Return all lines that include the string "tęczy".

----- ENTRIES PROVIDED

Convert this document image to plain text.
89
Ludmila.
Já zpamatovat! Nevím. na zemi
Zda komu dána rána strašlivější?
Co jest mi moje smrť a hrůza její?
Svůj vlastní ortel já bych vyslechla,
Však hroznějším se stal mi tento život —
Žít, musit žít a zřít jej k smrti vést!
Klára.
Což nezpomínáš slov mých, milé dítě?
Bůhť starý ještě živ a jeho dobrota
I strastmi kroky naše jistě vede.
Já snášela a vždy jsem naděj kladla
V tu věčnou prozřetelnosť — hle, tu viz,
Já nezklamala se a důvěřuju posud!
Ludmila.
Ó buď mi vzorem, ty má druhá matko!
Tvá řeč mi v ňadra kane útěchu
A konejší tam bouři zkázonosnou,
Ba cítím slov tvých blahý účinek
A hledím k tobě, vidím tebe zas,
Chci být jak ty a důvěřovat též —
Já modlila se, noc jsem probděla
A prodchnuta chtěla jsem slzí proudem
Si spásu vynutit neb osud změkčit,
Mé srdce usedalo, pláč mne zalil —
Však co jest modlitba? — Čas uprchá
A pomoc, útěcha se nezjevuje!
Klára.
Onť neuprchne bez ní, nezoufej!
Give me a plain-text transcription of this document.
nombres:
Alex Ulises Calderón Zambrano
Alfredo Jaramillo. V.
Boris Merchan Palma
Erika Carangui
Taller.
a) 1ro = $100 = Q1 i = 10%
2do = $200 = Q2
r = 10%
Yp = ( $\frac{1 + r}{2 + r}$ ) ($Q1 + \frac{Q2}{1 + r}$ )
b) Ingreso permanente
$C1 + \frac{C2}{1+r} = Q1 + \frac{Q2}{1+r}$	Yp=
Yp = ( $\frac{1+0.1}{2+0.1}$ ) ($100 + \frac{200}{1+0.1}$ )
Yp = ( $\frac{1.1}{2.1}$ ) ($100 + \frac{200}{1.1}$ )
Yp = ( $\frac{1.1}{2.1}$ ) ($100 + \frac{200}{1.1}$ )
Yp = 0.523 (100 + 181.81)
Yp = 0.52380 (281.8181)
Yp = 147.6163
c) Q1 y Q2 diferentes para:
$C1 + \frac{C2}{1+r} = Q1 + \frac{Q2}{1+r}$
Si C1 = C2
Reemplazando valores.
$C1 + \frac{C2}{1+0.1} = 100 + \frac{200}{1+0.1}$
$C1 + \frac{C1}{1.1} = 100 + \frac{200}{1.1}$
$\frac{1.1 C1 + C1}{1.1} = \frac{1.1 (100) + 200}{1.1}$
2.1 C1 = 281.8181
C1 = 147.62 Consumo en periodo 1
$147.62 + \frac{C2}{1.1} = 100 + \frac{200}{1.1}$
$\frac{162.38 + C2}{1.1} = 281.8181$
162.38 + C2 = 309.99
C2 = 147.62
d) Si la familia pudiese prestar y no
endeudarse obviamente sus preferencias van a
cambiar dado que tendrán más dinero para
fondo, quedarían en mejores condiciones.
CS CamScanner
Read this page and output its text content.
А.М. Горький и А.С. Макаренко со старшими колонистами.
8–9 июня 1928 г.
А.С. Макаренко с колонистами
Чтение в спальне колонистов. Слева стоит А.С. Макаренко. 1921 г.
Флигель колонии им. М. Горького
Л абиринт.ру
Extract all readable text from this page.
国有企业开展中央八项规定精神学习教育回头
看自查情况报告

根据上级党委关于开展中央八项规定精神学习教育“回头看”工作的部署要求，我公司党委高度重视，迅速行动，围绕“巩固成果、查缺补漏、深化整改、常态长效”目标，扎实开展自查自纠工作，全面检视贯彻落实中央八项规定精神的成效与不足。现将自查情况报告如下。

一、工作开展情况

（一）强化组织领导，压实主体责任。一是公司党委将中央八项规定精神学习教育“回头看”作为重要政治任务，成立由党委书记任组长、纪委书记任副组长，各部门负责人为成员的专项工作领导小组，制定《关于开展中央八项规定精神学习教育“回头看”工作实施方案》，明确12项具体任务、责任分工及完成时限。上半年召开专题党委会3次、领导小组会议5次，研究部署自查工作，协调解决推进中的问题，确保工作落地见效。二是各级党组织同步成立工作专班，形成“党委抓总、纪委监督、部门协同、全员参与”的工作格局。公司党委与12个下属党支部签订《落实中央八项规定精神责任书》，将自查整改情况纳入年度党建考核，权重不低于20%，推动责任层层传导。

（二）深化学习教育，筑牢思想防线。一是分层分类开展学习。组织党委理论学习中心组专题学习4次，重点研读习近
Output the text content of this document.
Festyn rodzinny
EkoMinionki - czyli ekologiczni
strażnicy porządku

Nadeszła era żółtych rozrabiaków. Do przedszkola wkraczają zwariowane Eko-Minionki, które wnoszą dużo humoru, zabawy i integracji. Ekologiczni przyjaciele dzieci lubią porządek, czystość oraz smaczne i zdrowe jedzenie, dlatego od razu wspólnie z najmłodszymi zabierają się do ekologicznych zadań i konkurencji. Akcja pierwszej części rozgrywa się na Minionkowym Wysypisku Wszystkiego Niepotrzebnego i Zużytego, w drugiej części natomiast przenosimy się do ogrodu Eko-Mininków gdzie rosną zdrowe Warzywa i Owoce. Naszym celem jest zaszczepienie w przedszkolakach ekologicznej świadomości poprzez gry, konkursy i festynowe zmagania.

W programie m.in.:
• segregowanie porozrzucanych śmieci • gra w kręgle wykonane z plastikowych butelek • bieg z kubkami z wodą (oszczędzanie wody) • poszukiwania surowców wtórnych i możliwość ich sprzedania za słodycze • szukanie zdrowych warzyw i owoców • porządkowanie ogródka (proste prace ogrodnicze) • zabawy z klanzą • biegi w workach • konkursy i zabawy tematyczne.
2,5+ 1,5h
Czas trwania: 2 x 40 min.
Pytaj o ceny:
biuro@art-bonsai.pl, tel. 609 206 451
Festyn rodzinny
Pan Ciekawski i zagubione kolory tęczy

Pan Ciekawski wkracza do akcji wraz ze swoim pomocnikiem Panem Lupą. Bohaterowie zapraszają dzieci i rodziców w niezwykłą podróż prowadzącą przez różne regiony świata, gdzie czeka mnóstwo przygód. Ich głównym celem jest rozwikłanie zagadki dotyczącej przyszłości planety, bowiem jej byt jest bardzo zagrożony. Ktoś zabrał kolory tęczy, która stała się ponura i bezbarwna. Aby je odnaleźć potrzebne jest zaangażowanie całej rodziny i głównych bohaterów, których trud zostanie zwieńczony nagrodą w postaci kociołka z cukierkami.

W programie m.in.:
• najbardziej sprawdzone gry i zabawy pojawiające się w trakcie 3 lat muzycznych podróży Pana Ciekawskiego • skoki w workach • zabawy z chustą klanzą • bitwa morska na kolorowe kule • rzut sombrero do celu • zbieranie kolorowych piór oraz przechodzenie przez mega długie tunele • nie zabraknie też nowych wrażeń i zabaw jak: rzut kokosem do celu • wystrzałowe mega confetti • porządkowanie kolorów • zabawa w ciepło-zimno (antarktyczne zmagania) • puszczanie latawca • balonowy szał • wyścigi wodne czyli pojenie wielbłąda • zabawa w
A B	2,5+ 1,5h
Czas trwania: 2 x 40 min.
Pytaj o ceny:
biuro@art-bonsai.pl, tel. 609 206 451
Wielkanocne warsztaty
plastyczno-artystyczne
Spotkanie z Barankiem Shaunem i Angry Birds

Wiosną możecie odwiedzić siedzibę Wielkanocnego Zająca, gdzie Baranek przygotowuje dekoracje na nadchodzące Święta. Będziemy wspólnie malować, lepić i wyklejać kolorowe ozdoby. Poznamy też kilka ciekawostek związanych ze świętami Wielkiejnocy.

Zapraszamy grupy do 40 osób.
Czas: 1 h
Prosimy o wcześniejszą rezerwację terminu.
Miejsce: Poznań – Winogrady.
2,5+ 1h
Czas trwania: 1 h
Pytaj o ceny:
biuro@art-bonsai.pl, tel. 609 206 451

----------

[THE ANSWER]
Pan Ciekawski i zagubione kolory tęczy
Pan Ciekawski wkracza do akcji wraz ze swoim pomocnikiem Panem Lupą. Bohaterowie zapraszają dzieci i rodziców w niezwykłą podróż prowadzącą przez różne regiony świata, gdzie czeka mnóstwo przygód. Ich głównym celem jest rozwikłanie zagadki dotyczącej przyszłości planety, bowiem jej byt jest bardzo zagrożony. Ktoś zabrał kolory tęczy, która stała się ponura i bezbarwna. Aby je odnaleźć potrzebne jest zaangażowanie całej rodziny i głównych bohaterów, których trud zostanie zwieńczony nagrodą w postaci kociołka z cukierkami.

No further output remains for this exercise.